- **AIM**
Show each line that has the string "الشيخ" in it.

▼

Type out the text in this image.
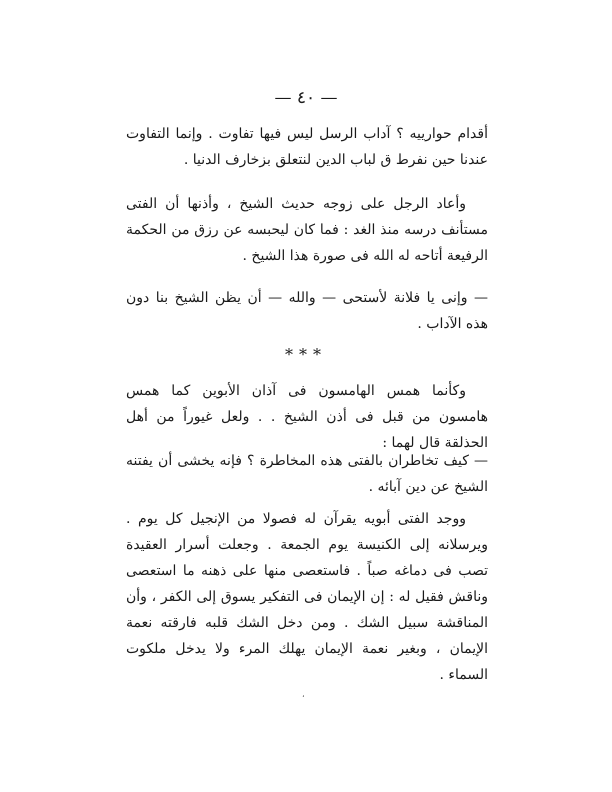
— ٤٠ —

أقدام حوارييه ؟ آداب الرسل ليس فيها تفاوت . وإنما التفاوت عندنا حين نفرط ق لباب الدين لنتعلق بزخارف الدنيا .

وأعاد الرجل على زوجه حديث الشيخ ، وأذنها أن الفتى مستأنف درسه منذ الغد : فما كان ليحبسه عن رزق من الحكمة الرفيعة أتاحه له الله فى صورة هذا الشيخ .

— وإنى يا فلانة لأستحى — والله — أن يظن الشيخ بنا دون هذه الآداب .

***

وكأنما همس الهامسون فى آذان الأبوين كما همس هامسون من قبل فى أذن الشيخ . . ولعل غيوراً من أهل الحذلقة قال لهما :

— كيف تخاطران بالفتى هذه المخاطرة ؟ فإنه يخشى أن يفتنه الشيخ عن دين آبائه .

ووجد الفتى أبويه يقرآن له فصولا من الإنجيل كل يوم . ويرسلانه إلى الكنيسة يوم الجمعة . وجعلت أسرار العقيدة تصب فى دماغه صباً . فاستعصى منها على ذهنه ما استعصى وناقش فقيل له : إن الإيمان فى التفكير يسوق إلى الكفر ، وأن المناقشة سبيل الشك . ومن دخل الشك قلبه فارقته نعمة الإيمان ، وبغير نعمة الإيمان يهلك المرء ولا يدخل ملكوت السماء .

،
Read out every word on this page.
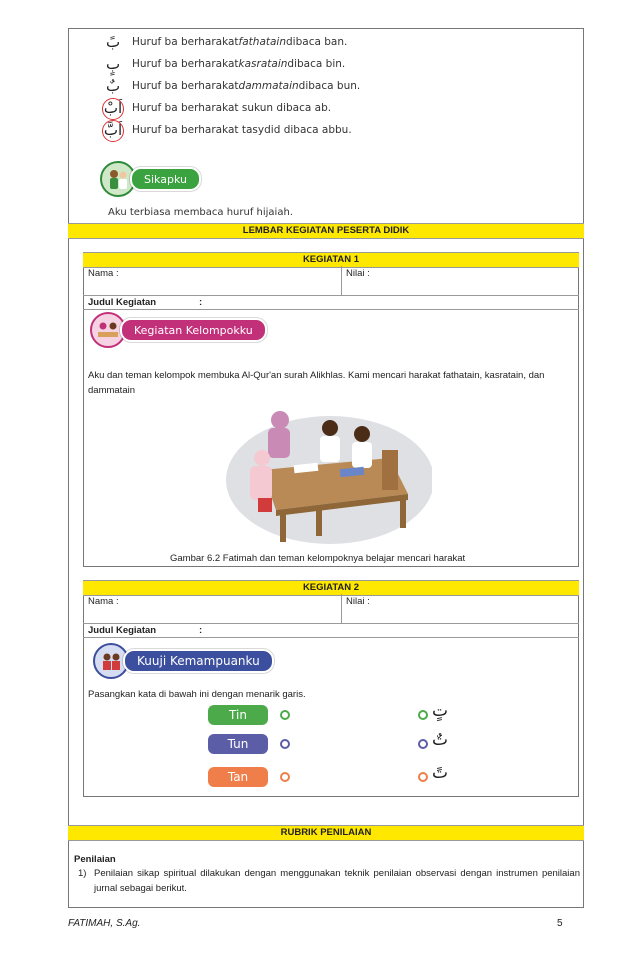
بً	Huruf ba berharakat fathatain dibaca ban.
بٍ	Huruf ba berharakat kasratain dibaca bin.
بٌ	Huruf ba berharakat dammatain dibaca bun.
اَبْ Huruf ba berharakat sukun dibaca ab.
اَبَّ Huruf ba berharakat tasydid dibaca abbu.
Sikapku
Aku terbiasa membaca huruf hijaiah.
LEMBAR KEGIATAN PESERTA DIDIK
KEGIATAN 1
Nama :	Nilai :
Judul Kegiatan	:
Kegiatan Kelompokku
Aku dan teman kelompok membuka Al-Qur'an surah Alikhlas. Kami mencari harakat fathatain, kasratain, dan dammatain
Gambar 6.2 Fatimah dan teman kelompoknya belajar mencari harakat
KEGIATAN 2
Nama :	Nilai :
Judul Kegiatan	:
Kuuji Kemampuanku
Pasangkan kata di bawah ini dengan menarik garis.
Tin	تٍ
Tun	تٌ
Tan	تً
RUBRIK PENILAIAN
Penilaian
1) Penilaian sikap spiritual dilakukan dengan menggunakan teknik penilaian observasi dengan instrumen penilaian jurnal sebagai berikut.
FATIMAH, S.Ag.	5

▲

- **FINISHED TASK**
وأعاد الرجل على زوجه حديث الشيخ ، وأذنها أن الفتى مستأنف درسه منذ الغد : فما كان ليحبسه عن رزق من الحكمة الرفيعة أتاحه له الله فى صورة هذا الشيخ .
— وإنى يا فلانة لأستحى — والله — أن يظن الشيخ بنا دون هذه الآداب .
وكأنما همس الهامسون فى آذان الأبوين كما همس هامسون من قبل فى أذن الشيخ . . ولعل غيوراً من أهل الحذلقة قال لهما :
— كيف تخاطران بالفتى هذه المخاطرة ؟ فإنه يخشى أن يفتنه الشيخ عن دين آبائه .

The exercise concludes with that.